▸ WHAT YOU WILL DO
Answer with the number of lines in the listing below that contain the word "JSON", and nothing else.

Figure content listings:
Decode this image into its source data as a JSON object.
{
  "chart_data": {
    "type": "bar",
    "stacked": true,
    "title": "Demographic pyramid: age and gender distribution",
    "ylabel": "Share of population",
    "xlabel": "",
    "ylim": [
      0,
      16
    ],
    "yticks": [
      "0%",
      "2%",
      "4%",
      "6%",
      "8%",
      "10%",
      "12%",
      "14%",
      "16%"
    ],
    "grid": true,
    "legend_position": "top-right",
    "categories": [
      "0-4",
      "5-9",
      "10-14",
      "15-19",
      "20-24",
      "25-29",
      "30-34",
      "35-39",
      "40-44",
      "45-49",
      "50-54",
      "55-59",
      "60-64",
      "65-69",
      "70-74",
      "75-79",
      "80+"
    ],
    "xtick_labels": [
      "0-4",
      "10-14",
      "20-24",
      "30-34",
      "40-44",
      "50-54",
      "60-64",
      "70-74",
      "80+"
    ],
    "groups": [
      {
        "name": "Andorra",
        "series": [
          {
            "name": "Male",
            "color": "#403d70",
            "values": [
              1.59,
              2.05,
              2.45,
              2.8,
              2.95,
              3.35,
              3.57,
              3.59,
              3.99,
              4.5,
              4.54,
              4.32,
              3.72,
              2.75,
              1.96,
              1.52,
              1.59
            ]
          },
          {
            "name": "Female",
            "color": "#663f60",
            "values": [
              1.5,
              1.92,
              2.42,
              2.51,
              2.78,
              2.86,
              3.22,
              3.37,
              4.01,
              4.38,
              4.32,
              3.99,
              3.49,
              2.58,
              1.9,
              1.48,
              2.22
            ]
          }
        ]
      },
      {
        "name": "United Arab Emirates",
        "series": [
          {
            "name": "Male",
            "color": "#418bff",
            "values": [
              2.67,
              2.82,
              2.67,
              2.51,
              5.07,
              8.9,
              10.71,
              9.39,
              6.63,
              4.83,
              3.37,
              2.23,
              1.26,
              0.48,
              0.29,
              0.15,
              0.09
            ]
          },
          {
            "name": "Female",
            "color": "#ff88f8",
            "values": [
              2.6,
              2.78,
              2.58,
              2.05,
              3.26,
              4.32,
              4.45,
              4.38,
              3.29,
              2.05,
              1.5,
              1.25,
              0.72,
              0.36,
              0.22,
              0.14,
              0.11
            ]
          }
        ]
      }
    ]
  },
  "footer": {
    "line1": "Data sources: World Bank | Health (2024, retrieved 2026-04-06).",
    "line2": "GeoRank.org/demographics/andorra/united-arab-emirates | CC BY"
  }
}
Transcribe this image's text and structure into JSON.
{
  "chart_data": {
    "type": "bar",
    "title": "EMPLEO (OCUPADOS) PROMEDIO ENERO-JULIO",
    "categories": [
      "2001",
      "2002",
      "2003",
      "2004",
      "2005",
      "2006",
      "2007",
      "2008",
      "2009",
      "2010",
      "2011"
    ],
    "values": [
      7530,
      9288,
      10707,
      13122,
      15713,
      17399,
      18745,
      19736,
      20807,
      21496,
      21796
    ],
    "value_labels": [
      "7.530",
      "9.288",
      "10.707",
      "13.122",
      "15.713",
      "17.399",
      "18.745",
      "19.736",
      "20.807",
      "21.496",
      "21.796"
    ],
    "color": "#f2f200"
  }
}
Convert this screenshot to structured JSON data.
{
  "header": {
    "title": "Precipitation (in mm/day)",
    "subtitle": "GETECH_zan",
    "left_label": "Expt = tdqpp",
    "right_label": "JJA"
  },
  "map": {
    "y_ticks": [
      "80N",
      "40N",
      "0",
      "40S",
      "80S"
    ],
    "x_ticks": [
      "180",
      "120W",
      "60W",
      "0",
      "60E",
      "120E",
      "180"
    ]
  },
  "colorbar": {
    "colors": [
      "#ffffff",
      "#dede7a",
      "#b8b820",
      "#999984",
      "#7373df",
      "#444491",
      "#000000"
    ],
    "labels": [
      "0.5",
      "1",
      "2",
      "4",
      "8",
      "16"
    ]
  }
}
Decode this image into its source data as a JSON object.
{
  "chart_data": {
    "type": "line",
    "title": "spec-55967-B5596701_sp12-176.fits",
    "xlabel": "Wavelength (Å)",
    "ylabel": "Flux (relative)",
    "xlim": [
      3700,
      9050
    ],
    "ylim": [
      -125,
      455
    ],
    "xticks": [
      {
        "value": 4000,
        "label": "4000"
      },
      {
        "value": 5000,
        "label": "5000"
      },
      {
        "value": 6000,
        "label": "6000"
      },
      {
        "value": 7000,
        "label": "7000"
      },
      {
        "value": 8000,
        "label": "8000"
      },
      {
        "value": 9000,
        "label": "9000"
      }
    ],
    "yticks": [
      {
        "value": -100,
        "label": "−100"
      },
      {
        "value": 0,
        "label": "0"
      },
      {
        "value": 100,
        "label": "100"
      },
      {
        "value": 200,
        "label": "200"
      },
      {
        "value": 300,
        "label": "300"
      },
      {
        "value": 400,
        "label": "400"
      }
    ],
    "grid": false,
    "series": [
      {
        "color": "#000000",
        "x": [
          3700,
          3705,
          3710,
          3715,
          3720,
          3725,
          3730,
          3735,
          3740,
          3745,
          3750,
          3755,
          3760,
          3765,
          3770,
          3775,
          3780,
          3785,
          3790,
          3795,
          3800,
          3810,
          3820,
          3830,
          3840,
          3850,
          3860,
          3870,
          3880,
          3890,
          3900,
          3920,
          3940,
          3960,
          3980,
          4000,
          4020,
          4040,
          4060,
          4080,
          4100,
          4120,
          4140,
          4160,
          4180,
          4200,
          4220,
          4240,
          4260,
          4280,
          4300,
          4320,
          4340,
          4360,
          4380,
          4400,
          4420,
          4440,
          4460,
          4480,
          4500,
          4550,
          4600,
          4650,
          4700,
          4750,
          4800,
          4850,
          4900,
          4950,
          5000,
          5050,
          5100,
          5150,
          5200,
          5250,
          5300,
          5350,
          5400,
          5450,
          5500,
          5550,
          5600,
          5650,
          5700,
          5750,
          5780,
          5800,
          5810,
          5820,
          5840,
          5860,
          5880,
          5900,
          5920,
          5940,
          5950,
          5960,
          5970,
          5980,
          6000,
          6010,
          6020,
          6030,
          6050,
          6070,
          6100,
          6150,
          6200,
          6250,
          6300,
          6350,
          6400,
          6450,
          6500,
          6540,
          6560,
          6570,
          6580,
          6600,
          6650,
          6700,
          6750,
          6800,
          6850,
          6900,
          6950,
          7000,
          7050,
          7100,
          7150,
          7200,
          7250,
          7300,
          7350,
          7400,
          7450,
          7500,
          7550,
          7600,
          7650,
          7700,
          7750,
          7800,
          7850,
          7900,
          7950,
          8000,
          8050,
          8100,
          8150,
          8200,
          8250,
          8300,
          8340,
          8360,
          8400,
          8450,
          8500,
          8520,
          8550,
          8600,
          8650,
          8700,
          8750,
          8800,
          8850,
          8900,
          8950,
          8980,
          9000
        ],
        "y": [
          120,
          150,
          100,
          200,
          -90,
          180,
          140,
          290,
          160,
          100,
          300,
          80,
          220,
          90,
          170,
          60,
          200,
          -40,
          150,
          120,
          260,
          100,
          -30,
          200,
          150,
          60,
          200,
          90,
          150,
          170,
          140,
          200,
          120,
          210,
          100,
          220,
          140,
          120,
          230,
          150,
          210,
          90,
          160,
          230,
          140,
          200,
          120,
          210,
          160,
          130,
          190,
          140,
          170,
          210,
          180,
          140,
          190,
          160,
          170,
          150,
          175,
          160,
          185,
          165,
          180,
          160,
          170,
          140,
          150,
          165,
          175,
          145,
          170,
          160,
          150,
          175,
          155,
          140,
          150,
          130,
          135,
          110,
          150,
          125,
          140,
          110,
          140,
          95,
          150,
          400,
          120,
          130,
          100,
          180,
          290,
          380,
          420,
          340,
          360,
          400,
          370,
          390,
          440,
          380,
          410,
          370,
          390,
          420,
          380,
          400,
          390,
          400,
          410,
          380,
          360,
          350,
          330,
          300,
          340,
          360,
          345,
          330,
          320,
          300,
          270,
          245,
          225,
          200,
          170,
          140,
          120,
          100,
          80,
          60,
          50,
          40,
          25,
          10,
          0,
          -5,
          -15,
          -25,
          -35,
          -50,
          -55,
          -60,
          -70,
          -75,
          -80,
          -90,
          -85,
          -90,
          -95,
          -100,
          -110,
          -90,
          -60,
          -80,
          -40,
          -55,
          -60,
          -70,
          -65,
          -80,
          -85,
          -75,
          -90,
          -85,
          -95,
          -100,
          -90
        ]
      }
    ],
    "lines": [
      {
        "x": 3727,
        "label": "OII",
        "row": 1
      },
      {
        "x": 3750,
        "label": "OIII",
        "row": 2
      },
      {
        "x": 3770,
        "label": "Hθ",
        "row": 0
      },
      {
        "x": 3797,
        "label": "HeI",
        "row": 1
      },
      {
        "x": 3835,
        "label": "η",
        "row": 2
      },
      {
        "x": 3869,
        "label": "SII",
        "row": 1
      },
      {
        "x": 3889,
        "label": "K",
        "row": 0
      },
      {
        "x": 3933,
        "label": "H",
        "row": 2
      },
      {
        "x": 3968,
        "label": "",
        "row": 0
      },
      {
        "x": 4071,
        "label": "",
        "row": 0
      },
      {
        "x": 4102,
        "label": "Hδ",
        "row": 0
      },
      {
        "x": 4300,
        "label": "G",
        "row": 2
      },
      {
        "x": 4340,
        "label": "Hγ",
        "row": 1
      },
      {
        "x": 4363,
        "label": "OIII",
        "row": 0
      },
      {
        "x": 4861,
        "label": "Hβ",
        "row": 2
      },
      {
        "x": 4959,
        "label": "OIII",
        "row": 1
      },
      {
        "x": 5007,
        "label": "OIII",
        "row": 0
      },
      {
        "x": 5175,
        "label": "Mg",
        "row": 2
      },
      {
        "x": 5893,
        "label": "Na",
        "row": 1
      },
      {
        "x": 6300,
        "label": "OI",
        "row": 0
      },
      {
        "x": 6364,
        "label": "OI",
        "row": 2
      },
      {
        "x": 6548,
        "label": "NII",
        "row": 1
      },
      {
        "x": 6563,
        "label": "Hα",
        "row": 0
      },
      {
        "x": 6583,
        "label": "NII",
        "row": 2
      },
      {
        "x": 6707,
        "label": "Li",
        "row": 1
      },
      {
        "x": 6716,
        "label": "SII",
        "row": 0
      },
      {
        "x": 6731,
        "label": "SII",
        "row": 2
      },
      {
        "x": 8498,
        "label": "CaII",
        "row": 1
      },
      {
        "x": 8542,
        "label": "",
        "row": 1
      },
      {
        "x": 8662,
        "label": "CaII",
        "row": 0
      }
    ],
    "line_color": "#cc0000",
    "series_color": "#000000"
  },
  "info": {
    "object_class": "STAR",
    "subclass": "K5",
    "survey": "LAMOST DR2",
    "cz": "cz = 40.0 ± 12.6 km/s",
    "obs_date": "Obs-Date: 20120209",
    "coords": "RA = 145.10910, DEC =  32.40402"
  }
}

▸ RESULT BELOW
4